## start Given records

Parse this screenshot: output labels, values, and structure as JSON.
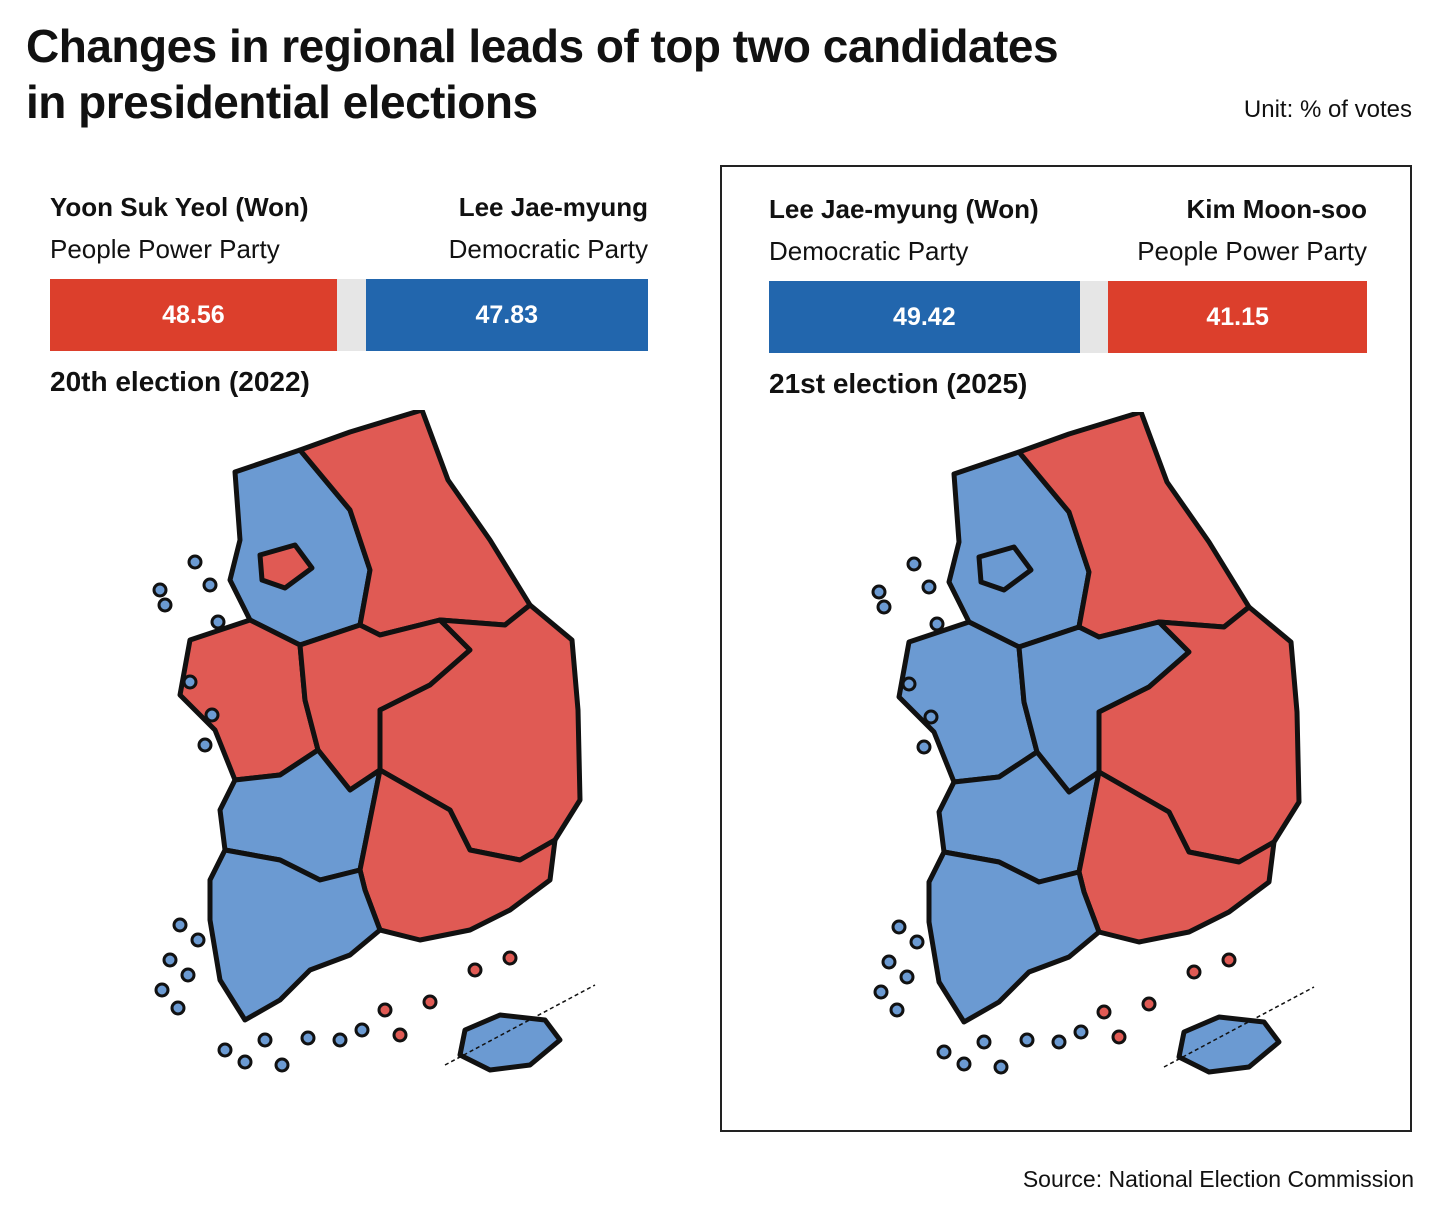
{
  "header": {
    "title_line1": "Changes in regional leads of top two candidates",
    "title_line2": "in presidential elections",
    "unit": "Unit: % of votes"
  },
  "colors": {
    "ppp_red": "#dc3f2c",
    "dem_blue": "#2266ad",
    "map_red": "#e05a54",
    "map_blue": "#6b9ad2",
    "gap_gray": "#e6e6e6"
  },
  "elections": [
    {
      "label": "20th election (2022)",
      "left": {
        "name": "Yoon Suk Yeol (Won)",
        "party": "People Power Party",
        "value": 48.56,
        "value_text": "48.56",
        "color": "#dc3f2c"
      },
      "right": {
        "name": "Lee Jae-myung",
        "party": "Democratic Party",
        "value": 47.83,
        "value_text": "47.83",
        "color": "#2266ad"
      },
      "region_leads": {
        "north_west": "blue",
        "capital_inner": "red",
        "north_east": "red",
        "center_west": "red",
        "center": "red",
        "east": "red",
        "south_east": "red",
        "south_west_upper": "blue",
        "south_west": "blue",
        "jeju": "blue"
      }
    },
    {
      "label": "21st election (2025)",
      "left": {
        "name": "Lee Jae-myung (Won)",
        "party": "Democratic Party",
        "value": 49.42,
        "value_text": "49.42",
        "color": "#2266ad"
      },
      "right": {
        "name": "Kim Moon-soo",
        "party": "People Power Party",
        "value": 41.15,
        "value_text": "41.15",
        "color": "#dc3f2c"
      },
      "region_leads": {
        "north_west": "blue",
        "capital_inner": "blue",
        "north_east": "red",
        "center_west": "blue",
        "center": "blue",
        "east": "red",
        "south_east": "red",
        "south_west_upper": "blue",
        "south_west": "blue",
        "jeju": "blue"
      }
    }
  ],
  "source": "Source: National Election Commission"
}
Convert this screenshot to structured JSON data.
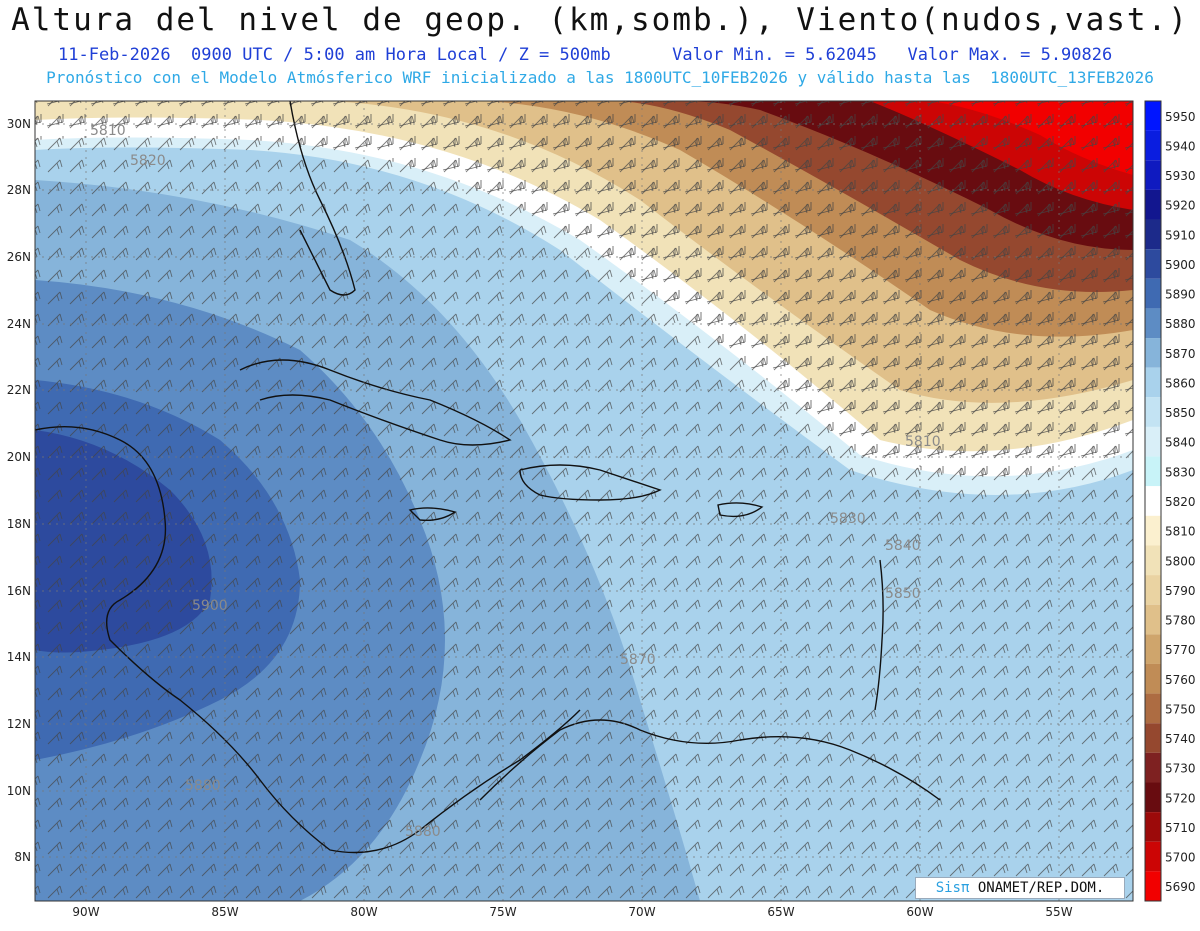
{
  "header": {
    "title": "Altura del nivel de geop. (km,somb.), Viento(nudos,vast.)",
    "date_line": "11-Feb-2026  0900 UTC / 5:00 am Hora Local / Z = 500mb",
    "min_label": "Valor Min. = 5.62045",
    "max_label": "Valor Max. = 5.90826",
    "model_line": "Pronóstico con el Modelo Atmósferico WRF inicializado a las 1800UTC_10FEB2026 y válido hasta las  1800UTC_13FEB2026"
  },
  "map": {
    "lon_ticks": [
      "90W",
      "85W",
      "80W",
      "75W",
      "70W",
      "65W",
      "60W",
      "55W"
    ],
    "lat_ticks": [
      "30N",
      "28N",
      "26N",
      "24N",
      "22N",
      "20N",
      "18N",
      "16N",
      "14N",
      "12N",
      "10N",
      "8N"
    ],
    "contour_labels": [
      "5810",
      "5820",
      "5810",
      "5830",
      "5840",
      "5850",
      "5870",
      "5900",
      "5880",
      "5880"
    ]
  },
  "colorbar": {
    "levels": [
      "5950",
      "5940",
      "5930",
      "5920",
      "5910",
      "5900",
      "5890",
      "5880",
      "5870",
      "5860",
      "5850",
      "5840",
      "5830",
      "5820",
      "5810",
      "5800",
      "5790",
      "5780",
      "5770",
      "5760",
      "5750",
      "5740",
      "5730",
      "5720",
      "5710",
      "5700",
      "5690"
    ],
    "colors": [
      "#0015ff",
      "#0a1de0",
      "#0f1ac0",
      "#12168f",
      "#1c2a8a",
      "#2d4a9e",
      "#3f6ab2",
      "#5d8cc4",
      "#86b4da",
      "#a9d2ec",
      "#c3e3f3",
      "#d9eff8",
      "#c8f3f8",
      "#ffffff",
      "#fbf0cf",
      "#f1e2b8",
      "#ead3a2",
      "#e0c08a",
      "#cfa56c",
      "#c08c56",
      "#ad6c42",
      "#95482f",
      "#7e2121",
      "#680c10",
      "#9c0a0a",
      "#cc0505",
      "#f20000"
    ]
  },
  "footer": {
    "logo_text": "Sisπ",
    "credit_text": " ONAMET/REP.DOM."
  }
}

## end Given records

Print out the lines exactly, skipping any picture.

**Task solution**:
Parse this screenshot: output labels, values, and structure as JSON.
{
  "header": {
    "title_line1": "Changes in regional leads of top two candidates",
    "title_line2": "in presidential elections",
    "unit": "Unit: % of votes"
  },
  "colors": {
    "ppp_red": "#dc3f2c",
    "dem_blue": "#2266ad",
    "map_red": "#e05a54",
    "map_blue": "#6b9ad2",
    "gap_gray": "#e6e6e6"
  },
  "elections": [
    {
      "label": "20th election (2022)",
      "left": {
        "name": "Yoon Suk Yeol (Won)",
        "party": "People Power Party",
        "value": 48.56,
        "value_text": "48.56",
        "color": "#dc3f2c"
      },
      "right": {
        "name": "Lee Jae-myung",
        "party": "Democratic Party",
        "value": 47.83,
        "value_text": "47.83",
        "color": "#2266ad"
      },
      "region_leads": {
        "north_west": "blue",
        "capital_inner": "red",
        "north_east": "red",
        "center_west": "red",
        "center": "red",
        "east": "red",
        "south_east": "red",
        "south_west_upper": "blue",
        "south_west": "blue",
        "jeju": "blue"
      }
    },
    {
      "label": "21st election (2025)",
      "left": {
        "name": "Lee Jae-myung (Won)",
        "party": "Democratic Party",
        "value": 49.42,
        "value_text": "49.42",
        "color": "#2266ad"
      },
      "right": {
        "name": "Kim Moon-soo",
        "party": "People Power Party",
        "value": 41.15,
        "value_text": "41.15",
        "color": "#dc3f2c"
      },
      "region_leads": {
        "north_west": "blue",
        "capital_inner": "blue",
        "north_east": "red",
        "center_west": "blue",
        "center": "blue",
        "east": "red",
        "south_east": "red",
        "south_west_upper": "blue",
        "south_west": "blue",
        "jeju": "blue"
      }
    }
  ],
  "source": "Source: National Election Commission"
}
Convert this screenshot to structured JSON data.
{
  "header": {
    "title": "Altura del nivel de geop. (km,somb.), Viento(nudos,vast.)",
    "date_line": "11-Feb-2026  0900 UTC / 5:00 am Hora Local / Z = 500mb",
    "min_label": "Valor Min. = 5.62045",
    "max_label": "Valor Max. = 5.90826",
    "model_line": "Pronóstico con el Modelo Atmósferico WRF inicializado a las 1800UTC_10FEB2026 y válido hasta las  1800UTC_13FEB2026"
  },
  "map": {
    "lon_ticks": [
      "90W",
      "85W",
      "80W",
      "75W",
      "70W",
      "65W",
      "60W",
      "55W"
    ],
    "lat_ticks": [
      "30N",
      "28N",
      "26N",
      "24N",
      "22N",
      "20N",
      "18N",
      "16N",
      "14N",
      "12N",
      "10N",
      "8N"
    ],
    "contour_labels": [
      "5810",
      "5820",
      "5810",
      "5830",
      "5840",
      "5850",
      "5870",
      "5900",
      "5880",
      "5880"
    ]
  },
  "colorbar": {
    "levels": [
      "5950",
      "5940",
      "5930",
      "5920",
      "5910",
      "5900",
      "5890",
      "5880",
      "5870",
      "5860",
      "5850",
      "5840",
      "5830",
      "5820",
      "5810",
      "5800",
      "5790",
      "5780",
      "5770",
      "5760",
      "5750",
      "5740",
      "5730",
      "5720",
      "5710",
      "5700",
      "5690"
    ],
    "colors": [
      "#0015ff",
      "#0a1de0",
      "#0f1ac0",
      "#12168f",
      "#1c2a8a",
      "#2d4a9e",
      "#3f6ab2",
      "#5d8cc4",
      "#86b4da",
      "#a9d2ec",
      "#c3e3f3",
      "#d9eff8",
      "#c8f3f8",
      "#ffffff",
      "#fbf0cf",
      "#f1e2b8",
      "#ead3a2",
      "#e0c08a",
      "#cfa56c",
      "#c08c56",
      "#ad6c42",
      "#95482f",
      "#7e2121",
      "#680c10",
      "#9c0a0a",
      "#cc0505",
      "#f20000"
    ]
  },
  "footer": {
    "logo_text": "Sisπ",
    "credit_text": " ONAMET/REP.DOM."
  }
}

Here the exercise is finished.